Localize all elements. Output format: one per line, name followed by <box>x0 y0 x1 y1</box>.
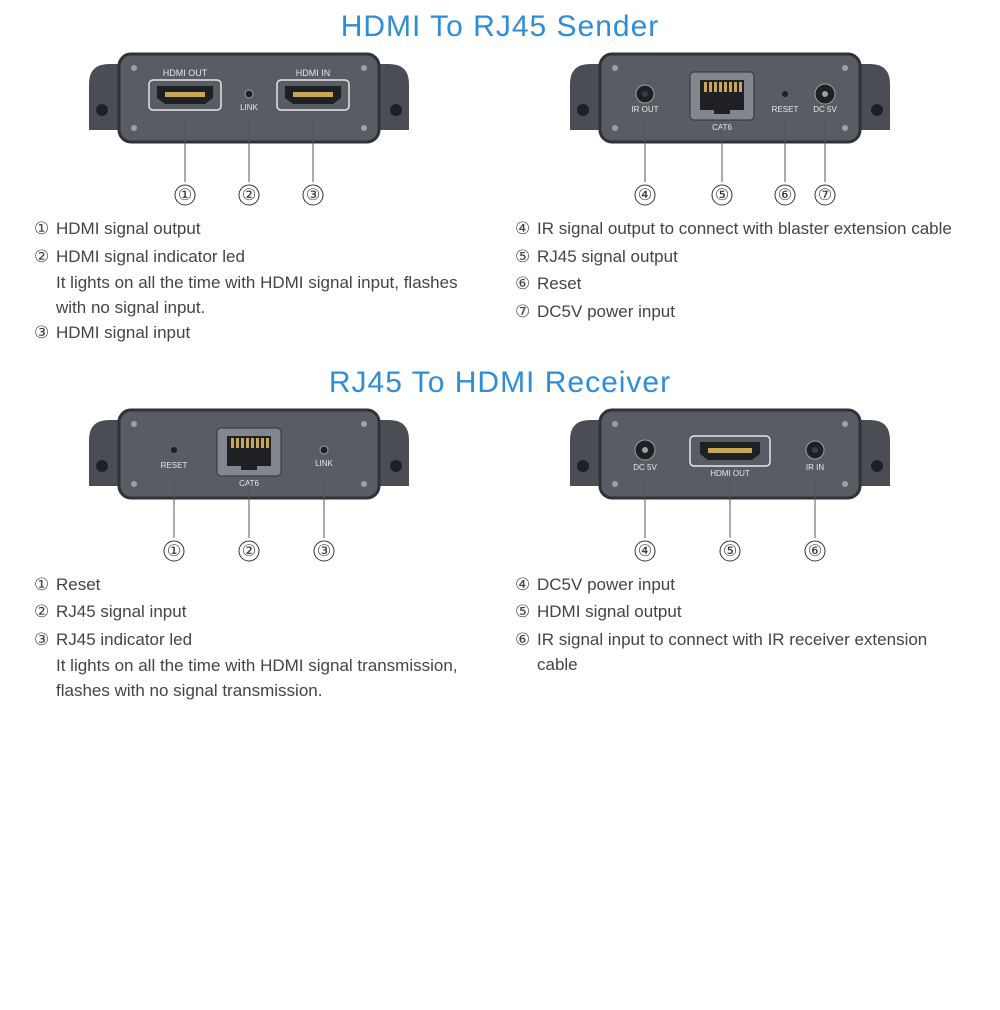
title-sender: HDMI To RJ45 Sender <box>0 10 1000 44</box>
receiver-front-legend: ①Reset ②RJ45 signal input ③RJ45 indicato… <box>34 572 485 704</box>
svg-text:RESET: RESET <box>161 461 188 470</box>
receiver-front-cell: RESET CAT6 LINK ① ② ③ <box>34 406 485 704</box>
svg-text:HDMI IN: HDMI IN <box>296 68 331 78</box>
title-receiver: RJ45 To HDMI Receiver <box>0 366 1000 400</box>
sender-front-cell: HDMI OUT LINK HDMI IN ① ② ③ <box>34 50 485 348</box>
svg-text:LINK: LINK <box>240 103 258 112</box>
svg-text:③: ③ <box>317 543 331 560</box>
svg-text:CAT6: CAT6 <box>239 479 259 488</box>
svg-text:⑤: ⑤ <box>723 543 737 560</box>
svg-text:⑥: ⑥ <box>778 187 792 204</box>
sender-back-legend: ④IR signal output to connect with blaste… <box>515 216 966 324</box>
sender-back-device: IR OUT CAT6 RESET DC 5V <box>515 50 945 150</box>
svg-text:①: ① <box>178 187 192 204</box>
receiver-back-cell: DC 5V HDMI OUT IR IN ④ ⑤ ⑥ <box>515 406 966 704</box>
sender-front-device: HDMI OUT LINK HDMI IN <box>34 50 464 150</box>
receiver-grid: RESET CAT6 LINK ① ② ③ <box>0 406 1000 704</box>
svg-text:HDMI OUT: HDMI OUT <box>163 68 208 78</box>
svg-text:②: ② <box>242 543 256 560</box>
svg-text:⑦: ⑦ <box>818 187 832 204</box>
svg-text:DC 5V: DC 5V <box>813 105 837 114</box>
svg-text:⑤: ⑤ <box>715 187 729 204</box>
svg-text:①: ① <box>167 543 181 560</box>
svg-text:②: ② <box>242 187 256 204</box>
svg-text:③: ③ <box>306 187 320 204</box>
svg-text:LINK: LINK <box>315 459 333 468</box>
receiver-front-device: RESET CAT6 LINK <box>34 406 464 506</box>
sender-grid: HDMI OUT LINK HDMI IN ① ② ③ <box>0 50 1000 348</box>
receiver-back-legend: ④DC5V power input ⑤HDMI signal output ⑥I… <box>515 572 966 678</box>
svg-text:HDMI OUT: HDMI OUT <box>710 469 750 478</box>
svg-text:IR OUT: IR OUT <box>631 105 658 114</box>
svg-text:IR IN: IR IN <box>806 463 824 472</box>
svg-text:⑥: ⑥ <box>808 543 822 560</box>
receiver-back-device: DC 5V HDMI OUT IR IN <box>515 406 945 506</box>
svg-text:④: ④ <box>638 543 652 560</box>
svg-text:RESET: RESET <box>772 105 799 114</box>
sender-back-cell: IR OUT CAT6 RESET DC 5V <box>515 50 966 348</box>
svg-text:DC 5V: DC 5V <box>633 463 657 472</box>
svg-text:CAT6: CAT6 <box>712 123 732 132</box>
svg-text:④: ④ <box>638 187 652 204</box>
sender-front-legend: ①HDMI signal output ②HDMI signal indicat… <box>34 216 485 346</box>
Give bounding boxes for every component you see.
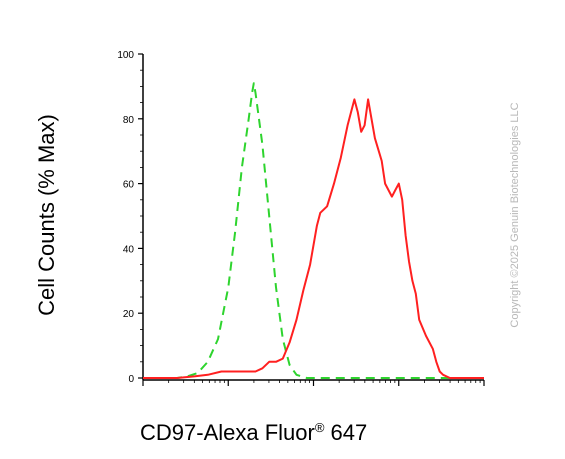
registered-mark: ® — [314, 420, 325, 435]
control-series-line — [143, 82, 484, 379]
y-tick-label: 60 — [123, 180, 135, 191]
x-axis-label-tail: 647 — [324, 420, 368, 445]
y-axis-label: Cell Counts (% Max) — [34, 114, 59, 316]
x-axis-label-main: CD97-Alexa Fluor — [140, 420, 315, 445]
axes: 0 20 40 60 80 100 — [117, 50, 485, 386]
cd97-series-line — [143, 98, 484, 379]
y-tick-label: 80 — [123, 115, 135, 126]
y-tick-label: 100 — [117, 50, 134, 61]
series-layer — [143, 82, 484, 379]
x-axis-label: CD97-Alexa Fluor® 647 — [140, 420, 367, 446]
y-tick-label: 20 — [123, 309, 135, 320]
copyright-text: Copyright ©2025 Genuin Biotechnologies L… — [509, 102, 521, 328]
y-tick-label: 40 — [123, 244, 135, 255]
y-tick-label: 0 — [128, 374, 134, 385]
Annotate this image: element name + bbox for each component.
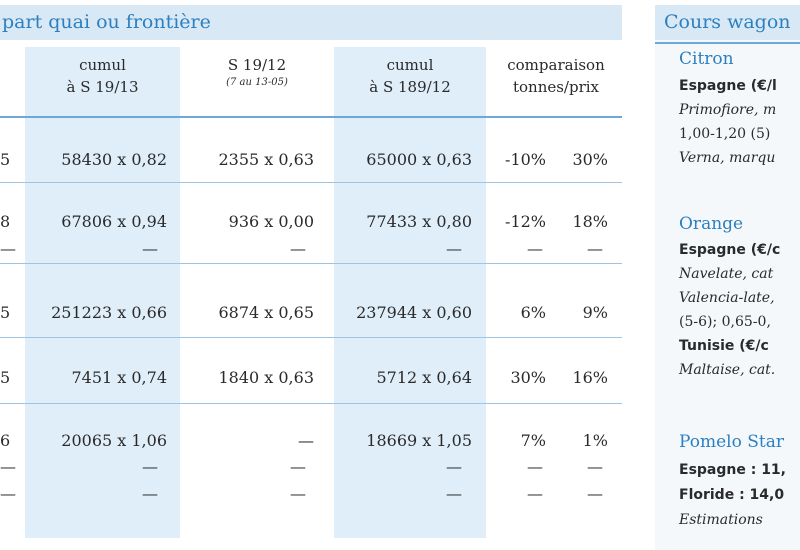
row-3-week: 6874 x 0,65: [218, 303, 314, 322]
orange-origin-2: Tunisie (€/c: [679, 338, 769, 354]
row-1-pct-tonnes: -10%: [505, 150, 546, 169]
citron-line-2: 1,00-1,20 (5): [679, 126, 771, 142]
citron-origin: Espagne (€/l: [679, 78, 777, 94]
row-1-cumul-12: 65000 x 0,63: [366, 150, 472, 169]
citron-heading: Citron: [679, 49, 734, 69]
row-4-pct-prix: 16%: [572, 368, 608, 387]
row-1-lead: 5: [0, 150, 11, 169]
row-2-dash: —: [142, 239, 158, 258]
pomelo-line-1: Espagne : 11,: [679, 462, 786, 478]
header-week: S 19/12 (7 au 13-05): [184, 54, 330, 90]
header-week-sub: (7 au 13-05): [226, 77, 288, 88]
pomelo-heading: Pomelo Star: [679, 432, 784, 452]
row-1-pct-prix: 30%: [572, 150, 608, 169]
row-5-dash: —: [587, 457, 603, 476]
row-5-lead: 6: [0, 431, 11, 450]
row-5-week: —: [298, 431, 314, 450]
row-4-pct-tonnes: 30%: [510, 368, 546, 387]
header-cumul-12-line1: cumul: [386, 56, 434, 74]
row-divider: [0, 403, 622, 404]
row-2-week: 936 x 0,00: [228, 212, 314, 231]
header-cumul-13-line1: cumul: [79, 56, 126, 74]
row-1-week: 2355 x 0,63: [218, 150, 314, 169]
row-5-dash: —: [446, 457, 462, 476]
row-3-cumul-13: 251223 x 0,66: [51, 303, 167, 322]
row-5-dash: —: [0, 457, 16, 476]
row-4-cumul-13: 7451 x 0,74: [71, 368, 167, 387]
row-5-pct-prix: 1%: [582, 431, 608, 450]
wagon-prices-panel: Cours wagon Citron Espagne (€/l Primofio…: [655, 5, 800, 550]
row-2-pct-prix: 18%: [572, 212, 608, 231]
row-2-dash: —: [587, 239, 603, 258]
orange-line-1: Navelate, cat: [679, 266, 774, 282]
panel-title: Cours wagon: [655, 5, 800, 40]
row-2-dash: —: [446, 239, 462, 258]
row-1-cumul-13: 58430 x 0,82: [61, 150, 167, 169]
orange-line-3: (5-6); 0,65-0,: [679, 314, 771, 330]
header-cumul-13: cumul à S 19/13: [25, 54, 180, 98]
header-divider: [0, 116, 622, 118]
orange-heading: Orange: [679, 214, 744, 234]
row-5-dash: —: [290, 457, 306, 476]
row-5-dash: —: [446, 484, 462, 503]
row-divider: [0, 182, 622, 183]
row-5-dash: —: [0, 484, 16, 503]
column-shade-cumul-12: [334, 47, 486, 538]
orange-line-2: Valencia-late,: [679, 290, 775, 306]
row-3-pct-tonnes: 6%: [520, 303, 546, 322]
column-shade-cumul-13: [25, 47, 180, 538]
citron-line-3: Verna, marqu: [679, 150, 776, 166]
row-5-dash: —: [142, 484, 158, 503]
citron-line-1: Primofiore, m: [679, 102, 777, 118]
pomelo-line-2: Floride : 14,0: [679, 487, 785, 503]
row-5-dash: —: [142, 457, 158, 476]
row-5-pct-tonnes: 7%: [520, 431, 546, 450]
row-divider: [0, 337, 622, 338]
row-2-dash: —: [527, 239, 543, 258]
header-cumul-12-line2: à S 189/12: [369, 78, 451, 96]
row-2-cumul-12: 77433 x 0,80: [366, 212, 472, 231]
header-comparison-line1: comparaison: [507, 56, 605, 74]
pomelo-line-3: Estimations: [679, 512, 763, 528]
table-banner: part quai ou frontière: [0, 5, 622, 40]
row-5-cumul-13: 20065 x 1,06: [61, 431, 167, 450]
row-3-lead: 5: [0, 303, 11, 322]
row-4-week: 1840 x 0,63: [218, 368, 314, 387]
orange-origin: Espagne (€/c: [679, 242, 781, 258]
row-4-lead: 5: [0, 368, 11, 387]
row-5-dash: —: [527, 457, 543, 476]
row-2-dash: —: [0, 239, 16, 258]
row-5-dash: —: [290, 484, 306, 503]
row-2-dash: —: [290, 239, 306, 258]
header-comparison-line2: tonnes/prix: [512, 78, 600, 96]
row-2-pct-tonnes: -12%: [505, 212, 546, 231]
row-2-cumul-13: 67806 x 0,94: [61, 212, 167, 231]
panel-title-rule: [655, 42, 800, 44]
row-5-cumul-12: 18669 x 1,05: [366, 431, 472, 450]
row-3-cumul-12: 237944 x 0,60: [356, 303, 472, 322]
row-divider: [0, 263, 622, 264]
row-4-cumul-12: 5712 x 0,64: [376, 368, 472, 387]
row-3-pct-prix: 9%: [582, 303, 608, 322]
orange-line-4: Maltaise, cat.: [679, 362, 776, 378]
row-2-lead: 8: [0, 212, 11, 231]
header-week-line1: S 19/12: [227, 56, 287, 74]
header-cumul-12: cumul à S 189/12: [334, 54, 486, 98]
row-5-dash: —: [527, 484, 543, 503]
header-comparison: comparaison tonnes/prix: [490, 54, 622, 98]
row-5-dash: —: [587, 484, 603, 503]
header-cumul-13-line2: à S 19/13: [66, 78, 139, 96]
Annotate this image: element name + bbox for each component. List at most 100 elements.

> [Short task] In the data, begin at the line that contains "registered-mark: ® — [314, 420, 325, 435]" and stop after the line that contains "y-tick-label: 40 — [123, 244, 135, 255]". Give those lines again with "y-tick-label" replaced by "y-tick-text" and everything else unchanged.

> [Reply to the exercise]
registered-mark: ® — [314, 420, 325, 435]
control-series-line — [143, 82, 484, 379]
y-tick-text: 60 — [123, 180, 135, 191]
x-axis-label-tail: 647 — [324, 420, 368, 445]
y-axis-label: Cell Counts (% Max) — [34, 114, 59, 316]
x-axis-label-main: CD97-Alexa Fluor — [140, 420, 315, 445]
axes: 0 20 40 60 80 100 — [117, 50, 485, 386]
cd97-series-line — [143, 98, 484, 379]
y-tick-text: 80 — [123, 115, 135, 126]
y-tick-text: 100 — [117, 50, 134, 61]
series-layer — [143, 82, 484, 379]
x-axis-label: CD97-Alexa Fluor® 647 — [140, 420, 367, 446]
y-tick-text: 20 — [123, 309, 135, 320]
copyright-text: Copyright ©2025 Genuin Biotechnologies L… — [509, 102, 521, 328]
y-tick-text: 40 — [123, 244, 135, 255]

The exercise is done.